-- start of Excerpted data --

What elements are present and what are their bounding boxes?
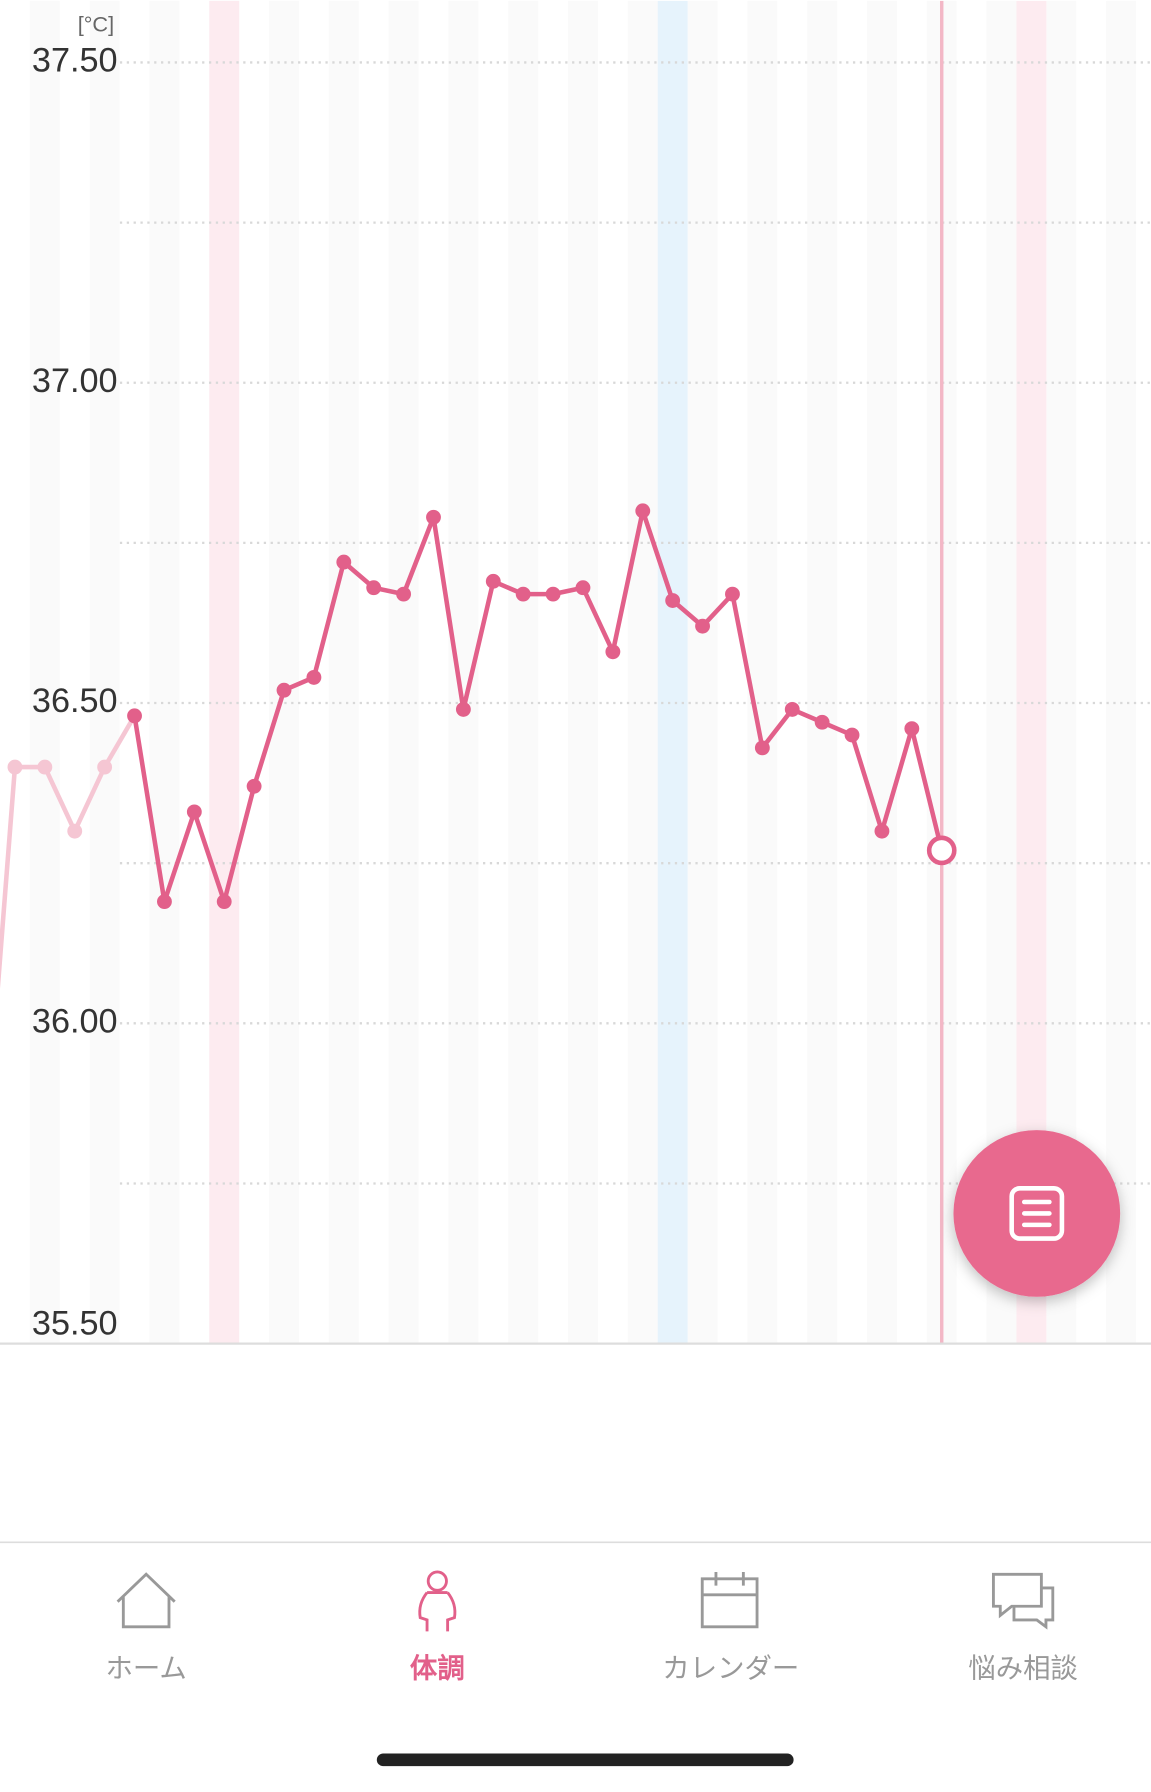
data-point (246, 778, 262, 794)
nav-label[interactable]: ホーム (105, 1652, 186, 1683)
y-tick-label: 37.00 (32, 362, 118, 400)
data-point (157, 894, 172, 910)
data-point (695, 618, 710, 634)
home-icon[interactable] (116, 1572, 176, 1629)
highlight-day (1016, 0, 1047, 1344)
nav-label[interactable]: 体調 (410, 1652, 465, 1683)
data-point (814, 714, 830, 730)
data-point (665, 593, 681, 608)
day-stripe (1106, 0, 1137, 1344)
data-point (605, 644, 621, 660)
day-stripe (986, 0, 1017, 1344)
nav-label[interactable]: カレンダー (662, 1652, 799, 1683)
data-point (396, 586, 412, 602)
data-point (67, 823, 83, 839)
data-point (127, 708, 142, 724)
data-point (306, 669, 322, 685)
data-point (515, 586, 531, 602)
day-stripe (508, 0, 539, 1344)
nav-label[interactable]: 悩み相談 (968, 1652, 1078, 1683)
unit-label: [°C] (78, 12, 114, 37)
y-tick-label: 36.50 (32, 682, 118, 720)
highlight-day (209, 0, 240, 1344)
highlight-day (657, 0, 688, 1344)
day-stripe (89, 0, 120, 1344)
today-point (926, 835, 957, 866)
data-point (635, 503, 651, 519)
y-tick-label: 35.50 (32, 1304, 118, 1342)
data-point (545, 586, 561, 602)
data-point (336, 554, 352, 570)
y-tick-label: 37.50 (32, 41, 118, 79)
data-point (216, 894, 232, 910)
day-stripe (29, 0, 60, 1344)
day-stripe (328, 0, 359, 1344)
day-stripe (807, 0, 838, 1344)
data-point (874, 823, 890, 839)
data-point (575, 580, 591, 596)
y-tick-label: 36.00 (32, 1002, 118, 1040)
chat-icon[interactable] (991, 1572, 1055, 1630)
day-stripe (866, 0, 897, 1344)
series-connector (102, 714, 137, 769)
data-point (784, 702, 800, 717)
data-point (186, 804, 202, 820)
nav-home-icon[interactable] (116, 1572, 176, 1629)
data-point (276, 682, 292, 698)
data-point (455, 702, 471, 717)
day-stripe (568, 0, 598, 1344)
day-stripe (627, 0, 658, 1344)
body-icon[interactable] (418, 1591, 457, 1632)
home-indicator (376, 1753, 794, 1767)
day-stripe (747, 0, 778, 1344)
data-point (37, 759, 53, 775)
day-stripe (1046, 0, 1077, 1344)
data-point (366, 580, 382, 596)
day-stripe (687, 0, 718, 1344)
day-stripe (269, 0, 299, 1344)
nav-chat-icon[interactable] (991, 1572, 1055, 1630)
data-point (97, 759, 113, 775)
nav-calendar-icon[interactable] (700, 1571, 759, 1629)
calendar-icon[interactable] (700, 1571, 759, 1629)
data-point (7, 759, 23, 775)
body-icon-head[interactable] (426, 1570, 448, 1592)
day-stripe (388, 0, 419, 1344)
data-point (904, 721, 920, 737)
data-point (754, 740, 770, 756)
nav-body-icon[interactable] (418, 1570, 457, 1632)
day-stripe (149, 0, 180, 1344)
data-point (485, 573, 501, 589)
temperature-line (132, 508, 944, 904)
fab-icon (1009, 1186, 1065, 1241)
data-point (725, 586, 740, 602)
data-point (426, 509, 441, 525)
data-point (844, 727, 860, 743)
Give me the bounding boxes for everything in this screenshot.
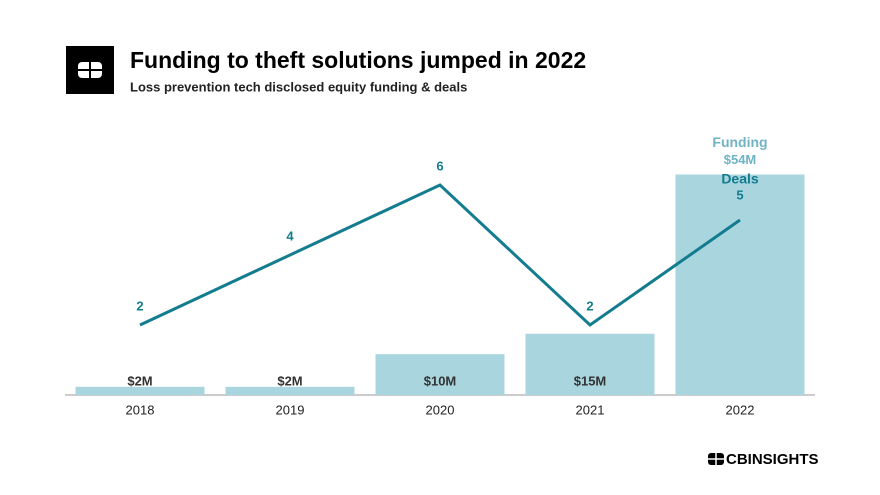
x-tick-label: 2018 <box>126 402 155 417</box>
bar-value-label: $2M <box>277 373 302 388</box>
line-value-label: 5 <box>736 187 743 202</box>
chart-title: Funding to theft solutions jumped in 202… <box>130 47 586 73</box>
x-tick-label: 2020 <box>426 402 455 417</box>
bar <box>75 386 205 395</box>
series-label: Funding <box>712 134 767 150</box>
footer-logo-text: CBINSIGHTS <box>726 451 819 468</box>
bar <box>225 386 355 395</box>
bar <box>375 354 505 395</box>
bar-value-label: $10M <box>424 373 457 388</box>
line <box>139 183 741 327</box>
x-tick-label: 2022 <box>726 402 755 417</box>
bar-value-label: $15M <box>574 373 607 388</box>
series-label: Deals <box>721 171 759 187</box>
x-tick-label: 2021 <box>576 402 605 417</box>
chart-subtitle: Loss prevention tech disclosed equity fu… <box>130 79 467 94</box>
line-value-label: 6 <box>436 158 443 173</box>
bar <box>525 333 655 395</box>
bar-value-label: $2M <box>127 373 152 388</box>
bar-value-label: $54M <box>724 152 757 167</box>
line-value-label: 2 <box>136 298 143 313</box>
line-value-label: 4 <box>286 228 294 243</box>
line-value-label: 2 <box>586 298 593 313</box>
x-tick-label: 2019 <box>276 402 305 417</box>
bar <box>675 174 805 395</box>
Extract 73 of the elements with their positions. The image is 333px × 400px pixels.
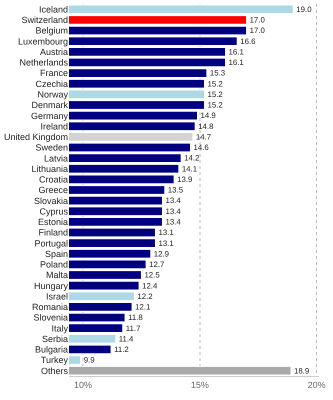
y-tick-label: Latvia bbox=[44, 153, 68, 164]
y-tick-label: Iceland bbox=[38, 4, 68, 14]
y-tick-label: Israel bbox=[46, 291, 68, 302]
data-label: 13.4 bbox=[165, 218, 182, 226]
y-tick-label: Bulgaria bbox=[34, 344, 68, 355]
data-label: 11.7 bbox=[126, 324, 140, 333]
y-tick-label: Malta bbox=[46, 270, 68, 280]
data-label: 16.6 bbox=[240, 36, 256, 46]
x-tick-label: 15% bbox=[190, 380, 209, 390]
y-tick-label: Denmark bbox=[31, 100, 68, 110]
data-label: 17.0 bbox=[250, 16, 266, 25]
y-tick-label: Portugal bbox=[34, 238, 68, 248]
data-label: 15.2 bbox=[208, 100, 223, 110]
y-tick-label: Others bbox=[40, 366, 68, 376]
data-label: 19.0 bbox=[296, 4, 312, 14]
y-tick-label: Norway bbox=[37, 89, 68, 100]
y-tick-label: Italy bbox=[51, 323, 68, 334]
data-label: 12.9 bbox=[154, 249, 170, 258]
y-tick-label: Belgium bbox=[35, 26, 68, 36]
data-label: 18.9 bbox=[294, 366, 310, 376]
data-label: 14.9 bbox=[200, 111, 216, 120]
y-tick-label: Cyprus bbox=[39, 206, 68, 216]
y-tick-label: Romania bbox=[32, 302, 68, 312]
data-label: 11.4 bbox=[118, 334, 134, 344]
y-tick-label: Ireland bbox=[40, 121, 68, 132]
data-label: 14.2 bbox=[184, 154, 200, 163]
y-tick-label: Netherlands bbox=[19, 58, 68, 68]
y-tick-label: Switzerland bbox=[21, 15, 68, 26]
y-tick-label: Croatia bbox=[38, 174, 68, 185]
data-label: 12.5 bbox=[144, 270, 160, 280]
y-tick-label: Greece bbox=[38, 185, 68, 196]
data-label: 15.3 bbox=[210, 68, 226, 78]
data-label: 16.1 bbox=[228, 58, 244, 68]
data-label: 9.9 bbox=[84, 356, 95, 365]
data-label: 14.7 bbox=[196, 132, 212, 142]
y-tick-label: United Kingdom bbox=[4, 132, 68, 142]
data-label: 12.1 bbox=[135, 302, 150, 312]
data-label: 12.4 bbox=[142, 281, 158, 290]
y-tick-label: Spain bbox=[44, 248, 68, 259]
data-label: 17.0 bbox=[250, 26, 266, 36]
y-tick-label: Lithuania bbox=[31, 164, 68, 174]
data-label: 14.1 bbox=[182, 164, 198, 174]
data-label: 14.8 bbox=[198, 122, 214, 131]
y-tick-label: Slovakia bbox=[34, 196, 68, 206]
y-tick-label: Hungary bbox=[34, 280, 68, 291]
data-label: 15.2 bbox=[208, 79, 223, 88]
data-label: 14.6 bbox=[194, 143, 210, 152]
data-label: 13.4 bbox=[165, 206, 182, 216]
data-label: 12.7 bbox=[149, 260, 164, 270]
y-tick-label: Slovenia bbox=[33, 312, 68, 323]
x-tick-label: 20% bbox=[308, 380, 326, 390]
y-tick-label: Turkey bbox=[40, 355, 68, 366]
data-label: 12.2 bbox=[137, 292, 153, 301]
data-label: 13.9 bbox=[177, 174, 192, 184]
y-tick-label: Germany bbox=[30, 110, 68, 121]
data-label: 13.1 bbox=[158, 238, 174, 248]
data-label: 13.1 bbox=[158, 228, 174, 238]
data-label: 15.2 bbox=[208, 90, 223, 99]
data-label: 11.8 bbox=[128, 313, 144, 322]
data-label: 13.4 bbox=[165, 196, 182, 206]
data-label: 11.2 bbox=[114, 345, 129, 354]
y-tick-label: France bbox=[40, 68, 68, 78]
y-tick-label: Czechia bbox=[35, 78, 68, 89]
y-tick-label: Luxembourg bbox=[18, 36, 68, 46]
y-tick-label: Serbia bbox=[42, 334, 68, 344]
y-tick-label: Sweden bbox=[35, 142, 68, 153]
y-tick-label: Poland bbox=[40, 260, 68, 270]
x-tick-label: 10% bbox=[74, 380, 92, 390]
data-label: 13.5 bbox=[168, 186, 184, 195]
y-tick-label: Austria bbox=[40, 46, 68, 57]
data-label: 16.1 bbox=[228, 47, 244, 56]
y-tick-label: Estonia bbox=[38, 217, 68, 228]
y-tick-label: Finland bbox=[38, 228, 68, 238]
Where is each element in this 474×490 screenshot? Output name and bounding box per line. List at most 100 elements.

-- end of Excerpted data --

_Task goal_
Transcribe everything from the line containing "y-tick-label: Latvia bbox=[44, 153, 68, 164]" down to the line containing "data-label: 16.1 bbox=[228, 58, 244, 68]", reproducing each line precisely.

_Reply to the exercise_
y-tick-label: Latvia bbox=[44, 153, 68, 164]
y-tick-label: Iceland bbox=[38, 4, 68, 14]
y-tick-label: Israel bbox=[46, 291, 68, 302]
data-label: 13.4 bbox=[165, 218, 182, 226]
y-tick-label: Bulgaria bbox=[34, 344, 68, 355]
data-label: 11.7 bbox=[126, 324, 140, 333]
y-tick-label: Malta bbox=[46, 270, 68, 280]
data-label: 16.6 bbox=[240, 36, 256, 46]
x-tick-label: 15% bbox=[190, 380, 209, 390]
y-tick-label: Denmark bbox=[31, 100, 68, 110]
data-label: 17.0 bbox=[250, 16, 266, 25]
y-tick-label: Portugal bbox=[34, 238, 68, 248]
data-label: 15.2 bbox=[208, 100, 223, 110]
y-tick-label: Others bbox=[40, 366, 68, 376]
data-label: 19.0 bbox=[296, 4, 312, 14]
y-tick-label: Norway bbox=[37, 89, 68, 100]
y-tick-label: Italy bbox=[51, 323, 68, 334]
data-label: 12.9 bbox=[154, 249, 170, 258]
y-tick-label: Belgium bbox=[35, 26, 68, 36]
data-label: 18.9 bbox=[294, 366, 310, 376]
data-label: 14.9 bbox=[200, 111, 216, 120]
y-tick-label: Cyprus bbox=[39, 206, 68, 216]
y-tick-label: Romania bbox=[32, 302, 68, 312]
data-label: 11.4 bbox=[118, 334, 134, 344]
y-tick-label: Ireland bbox=[40, 121, 68, 132]
data-label: 14.2 bbox=[184, 154, 200, 163]
y-tick-label: Netherlands bbox=[19, 58, 68, 68]
y-tick-label: Switzerland bbox=[21, 15, 68, 26]
y-tick-label: Croatia bbox=[38, 174, 68, 185]
data-label: 12.5 bbox=[144, 270, 160, 280]
y-tick-label: Greece bbox=[38, 185, 68, 196]
data-label: 15.3 bbox=[210, 68, 226, 78]
data-label: 16.1 bbox=[228, 58, 244, 68]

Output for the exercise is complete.